Records shown →
◆ ◆ ◆ ◆ ◆
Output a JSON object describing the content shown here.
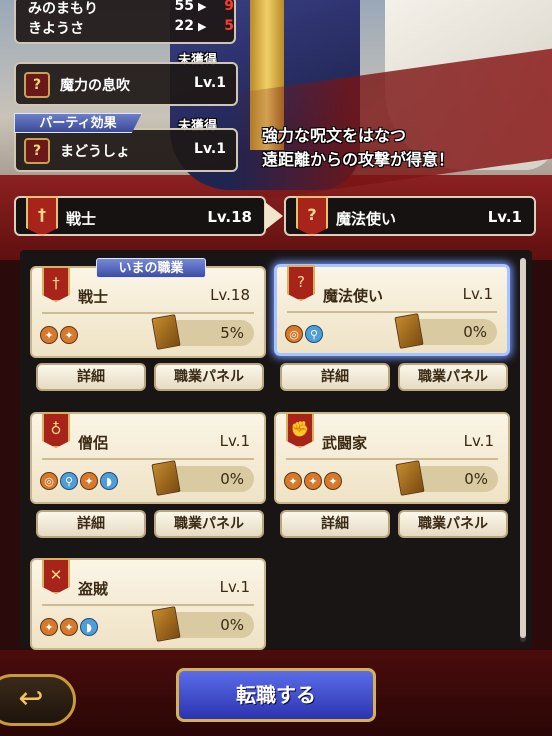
{
  "stats": [
    {
      "name": "みのまもり",
      "value": "55",
      "new_value": "9"
    },
    {
      "name": "きようさ",
      "value": "22",
      "new_value": "5"
    }
  ],
  "skills": [
    {
      "status": "未獲得",
      "name": "魔力の息吹",
      "level": "Lv.1",
      "icon": "?"
    },
    {
      "status": "未獲得",
      "name": "まどうしょ",
      "level": "Lv.1",
      "icon": "?",
      "tag": "パーティ効果"
    }
  ],
  "flavor_text": [
    "強力な呪文をはなつ",
    "遠距離からの攻撃が得意！"
  ],
  "selector": {
    "current": {
      "name": "戦士",
      "level": "Lv.18"
    },
    "target": {
      "name": "魔法使い",
      "level": "Lv.1"
    }
  },
  "current_job_label": "いまの職業",
  "jobs": [
    {
      "name": "戦士",
      "level": "Lv.18",
      "progress": "5%",
      "badge_icon": "sword-icon",
      "weapons": [
        "o",
        "o"
      ]
    },
    {
      "name": "魔法使い",
      "level": "Lv.1",
      "progress": "0%",
      "badge_icon": "question-icon",
      "weapons": [
        "o",
        "b"
      ],
      "selected": true
    },
    {
      "name": "僧侶",
      "level": "Lv.1",
      "progress": "0%",
      "badge_icon": "staff-icon",
      "weapons": [
        "o",
        "b",
        "o",
        "b"
      ]
    },
    {
      "name": "武闘家",
      "level": "Lv.1",
      "progress": "0%",
      "badge_icon": "fist-icon",
      "weapons": [
        "o",
        "o",
        "o"
      ]
    },
    {
      "name": "盗賊",
      "level": "Lv.1",
      "progress": "0%",
      "badge_icon": "crossed-daggers-icon",
      "weapons": [
        "o",
        "o",
        "b"
      ]
    }
  ],
  "buttons": {
    "detail": "詳細",
    "job_panel": "職業パネル",
    "change_job": "転職する",
    "back_icon": "back-arrow-icon"
  },
  "colors": {
    "accent_red": "#a8241a",
    "selected_glow": "#6d94ff",
    "stat_up": "#ff3a2a",
    "change_button": "#3c4ac8"
  }
}
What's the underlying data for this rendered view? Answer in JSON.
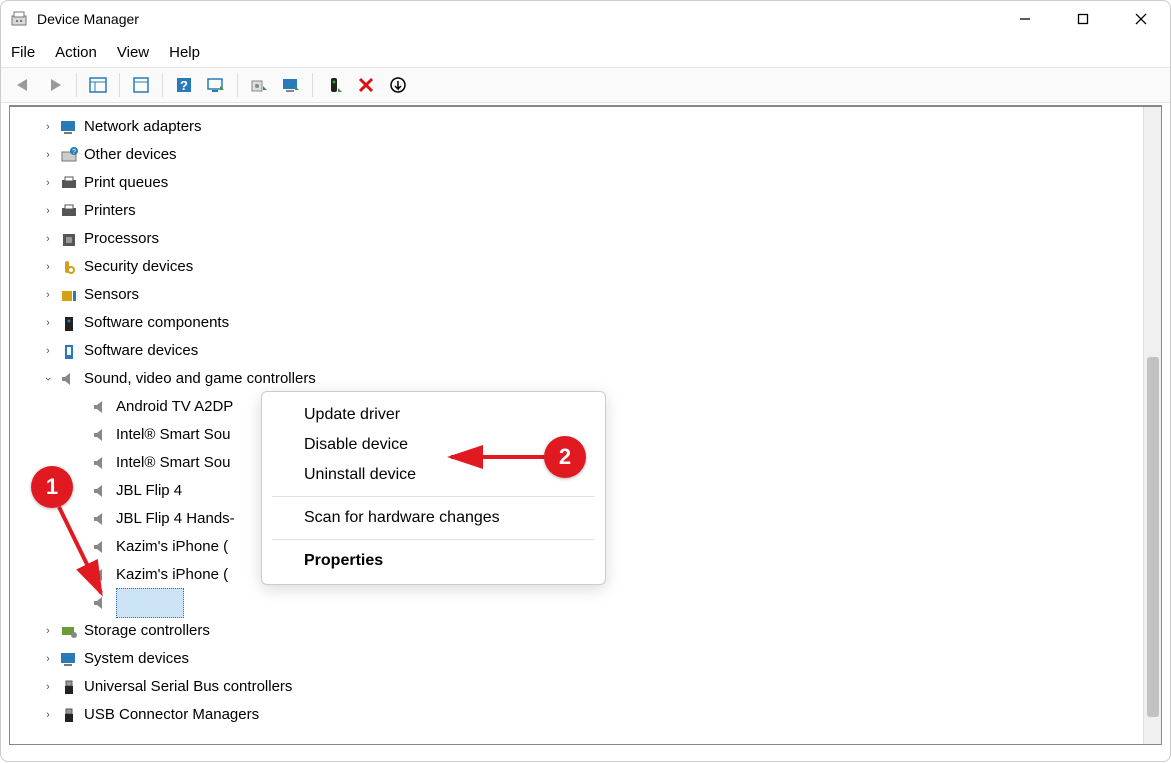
{
  "window": {
    "title": "Device Manager"
  },
  "menu": {
    "file": "File",
    "action": "Action",
    "view": "View",
    "help": "Help"
  },
  "tree": {
    "items": [
      "Network adapters",
      "Other devices",
      "Print queues",
      "Printers",
      "Processors",
      "Security devices",
      "Sensors",
      "Software components",
      "Software devices"
    ],
    "sound_label": "Sound, video and game controllers",
    "sound_children": [
      "Android TV A2DP",
      "Intel® Smart Sou",
      "Intel® Smart Sou",
      "JBL Flip 4",
      "JBL Flip 4 Hands-",
      "Kazim's iPhone (",
      "Kazim's iPhone ("
    ],
    "after_items": [
      "Storage controllers",
      "System devices",
      "Universal Serial Bus controllers",
      "USB Connector Managers"
    ]
  },
  "context_menu": {
    "update": "Update driver",
    "disable": "Disable device",
    "uninstall": "Uninstall device",
    "scan": "Scan for hardware changes",
    "properties": "Properties"
  },
  "annotations": {
    "badge1": "1",
    "badge2": "2"
  }
}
◆ ◆ ◆ ◆ ◆
Repeat the listing above exactly, with no pictures.

Output a JSON object describing the content shown here.
{
  "stats": [
    {
      "name": "みのまもり",
      "value": "55",
      "new_value": "9"
    },
    {
      "name": "きようさ",
      "value": "22",
      "new_value": "5"
    }
  ],
  "skills": [
    {
      "status": "未獲得",
      "name": "魔力の息吹",
      "level": "Lv.1",
      "icon": "?"
    },
    {
      "status": "未獲得",
      "name": "まどうしょ",
      "level": "Lv.1",
      "icon": "?",
      "tag": "パーティ効果"
    }
  ],
  "flavor_text": [
    "強力な呪文をはなつ",
    "遠距離からの攻撃が得意！"
  ],
  "selector": {
    "current": {
      "name": "戦士",
      "level": "Lv.18"
    },
    "target": {
      "name": "魔法使い",
      "level": "Lv.1"
    }
  },
  "current_job_label": "いまの職業",
  "jobs": [
    {
      "name": "戦士",
      "level": "Lv.18",
      "progress": "5%",
      "badge_icon": "sword-icon",
      "weapons": [
        "o",
        "o"
      ]
    },
    {
      "name": "魔法使い",
      "level": "Lv.1",
      "progress": "0%",
      "badge_icon": "question-icon",
      "weapons": [
        "o",
        "b"
      ],
      "selected": true
    },
    {
      "name": "僧侶",
      "level": "Lv.1",
      "progress": "0%",
      "badge_icon": "staff-icon",
      "weapons": [
        "o",
        "b",
        "o",
        "b"
      ]
    },
    {
      "name": "武闘家",
      "level": "Lv.1",
      "progress": "0%",
      "badge_icon": "fist-icon",
      "weapons": [
        "o",
        "o",
        "o"
      ]
    },
    {
      "name": "盗賊",
      "level": "Lv.1",
      "progress": "0%",
      "badge_icon": "crossed-daggers-icon",
      "weapons": [
        "o",
        "o",
        "b"
      ]
    }
  ],
  "buttons": {
    "detail": "詳細",
    "job_panel": "職業パネル",
    "change_job": "転職する",
    "back_icon": "back-arrow-icon"
  },
  "colors": {
    "accent_red": "#a8241a",
    "selected_glow": "#6d94ff",
    "stat_up": "#ff3a2a",
    "change_button": "#3c4ac8"
  }
}
What's the underlying data for this rendered view? Answer in JSON.
{
  "window": {
    "title": "Device Manager"
  },
  "menu": {
    "file": "File",
    "action": "Action",
    "view": "View",
    "help": "Help"
  },
  "tree": {
    "items": [
      "Network adapters",
      "Other devices",
      "Print queues",
      "Printers",
      "Processors",
      "Security devices",
      "Sensors",
      "Software components",
      "Software devices"
    ],
    "sound_label": "Sound, video and game controllers",
    "sound_children": [
      "Android TV A2DP",
      "Intel® Smart Sou",
      "Intel® Smart Sou",
      "JBL Flip 4",
      "JBL Flip 4 Hands-",
      "Kazim's iPhone (",
      "Kazim's iPhone ("
    ],
    "after_items": [
      "Storage controllers",
      "System devices",
      "Universal Serial Bus controllers",
      "USB Connector Managers"
    ]
  },
  "context_menu": {
    "update": "Update driver",
    "disable": "Disable device",
    "uninstall": "Uninstall device",
    "scan": "Scan for hardware changes",
    "properties": "Properties"
  },
  "annotations": {
    "badge1": "1",
    "badge2": "2"
  }
}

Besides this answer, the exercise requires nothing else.